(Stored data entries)
'''
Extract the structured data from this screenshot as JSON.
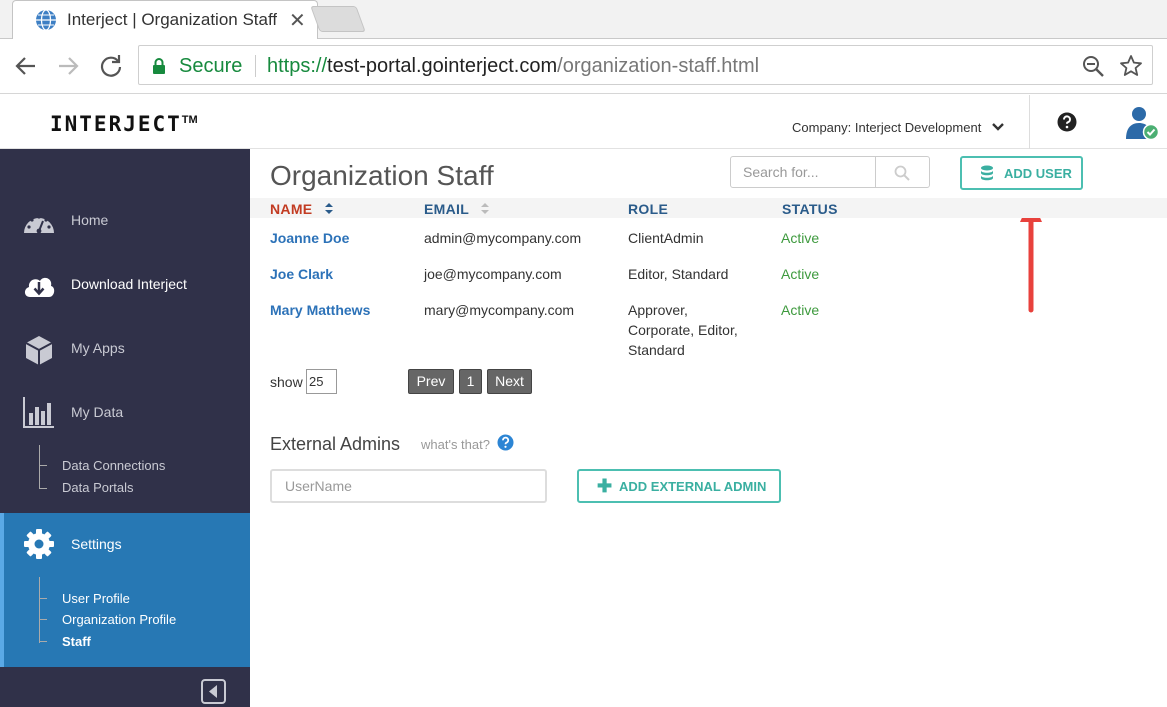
{
  "browser": {
    "tab_title": "Interject | Organization Staff",
    "secure_label": "Secure",
    "url_protocol": "https://",
    "url_host": "test-portal.gointerject.com",
    "url_path": "/organization-staff.html"
  },
  "header": {
    "logo": "INTERJECT",
    "logo_tm": "TM",
    "company_label": "Company: Interject Development"
  },
  "sidebar": {
    "items": [
      {
        "label": "Home",
        "icon": "dashboard-icon"
      },
      {
        "label": "Download Interject",
        "icon": "cloud-download-icon"
      },
      {
        "label": "My Apps",
        "icon": "cube-icon"
      },
      {
        "label": "My Data",
        "icon": "bar-chart-icon"
      }
    ],
    "data_subitems": [
      "Data Connections",
      "Data Portals"
    ],
    "settings_label": "Settings",
    "settings_subitems": [
      "User Profile",
      "Organization Profile",
      "Staff"
    ]
  },
  "main": {
    "title": "Organization Staff",
    "search_placeholder": "Search for...",
    "add_user_label": "ADD USER",
    "columns": [
      "NAME",
      "EMAIL",
      "ROLE",
      "STATUS"
    ],
    "rows": [
      {
        "name": "Joanne Doe",
        "email": "admin@mycompany.com",
        "role_lines": [
          "ClientAdmin"
        ],
        "status": "Active"
      },
      {
        "name": "Joe Clark",
        "email": "joe@mycompany.com",
        "role_lines": [
          "Editor, Standard"
        ],
        "status": "Active"
      },
      {
        "name": "Mary Matthews",
        "email": "mary@mycompany.com",
        "role_lines": [
          "Approver,",
          "Corporate, Editor,",
          "Standard"
        ],
        "status": "Active"
      }
    ],
    "show_label": "show",
    "show_value": "25",
    "pagination": {
      "prev": "Prev",
      "page": "1",
      "next": "Next"
    },
    "external_admins_title": "External Admins",
    "whats_that": "what's that?",
    "username_placeholder": "UserName",
    "add_external_label": "ADD EXTERNAL ADMIN"
  },
  "colors": {
    "sidebar_bg": "#303149",
    "settings_active": "#2778b4",
    "accent_teal": "#4cbfb1",
    "link_blue": "#2c72b8",
    "status_green": "#3e9a3e",
    "annotation_red": "#e8413c"
  }
}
'''
* The exercise *
Leaving out the pictures, repeat the data above exactly.

* Solved exercise *
Extract the structured data from this screenshot as JSON.
{
  "browser": {
    "tab_title": "Interject | Organization Staff",
    "secure_label": "Secure",
    "url_protocol": "https://",
    "url_host": "test-portal.gointerject.com",
    "url_path": "/organization-staff.html"
  },
  "header": {
    "logo": "INTERJECT",
    "logo_tm": "TM",
    "company_label": "Company: Interject Development"
  },
  "sidebar": {
    "items": [
      {
        "label": "Home",
        "icon": "dashboard-icon"
      },
      {
        "label": "Download Interject",
        "icon": "cloud-download-icon"
      },
      {
        "label": "My Apps",
        "icon": "cube-icon"
      },
      {
        "label": "My Data",
        "icon": "bar-chart-icon"
      }
    ],
    "data_subitems": [
      "Data Connections",
      "Data Portals"
    ],
    "settings_label": "Settings",
    "settings_subitems": [
      "User Profile",
      "Organization Profile",
      "Staff"
    ]
  },
  "main": {
    "title": "Organization Staff",
    "search_placeholder": "Search for...",
    "add_user_label": "ADD USER",
    "columns": [
      "NAME",
      "EMAIL",
      "ROLE",
      "STATUS"
    ],
    "rows": [
      {
        "name": "Joanne Doe",
        "email": "admin@mycompany.com",
        "role_lines": [
          "ClientAdmin"
        ],
        "status": "Active"
      },
      {
        "name": "Joe Clark",
        "email": "joe@mycompany.com",
        "role_lines": [
          "Editor, Standard"
        ],
        "status": "Active"
      },
      {
        "name": "Mary Matthews",
        "email": "mary@mycompany.com",
        "role_lines": [
          "Approver,",
          "Corporate, Editor,",
          "Standard"
        ],
        "status": "Active"
      }
    ],
    "show_label": "show",
    "show_value": "25",
    "pagination": {
      "prev": "Prev",
      "page": "1",
      "next": "Next"
    },
    "external_admins_title": "External Admins",
    "whats_that": "what's that?",
    "username_placeholder": "UserName",
    "add_external_label": "ADD EXTERNAL ADMIN"
  },
  "colors": {
    "sidebar_bg": "#303149",
    "settings_active": "#2778b4",
    "accent_teal": "#4cbfb1",
    "link_blue": "#2c72b8",
    "status_green": "#3e9a3e",
    "annotation_red": "#e8413c"
  }
}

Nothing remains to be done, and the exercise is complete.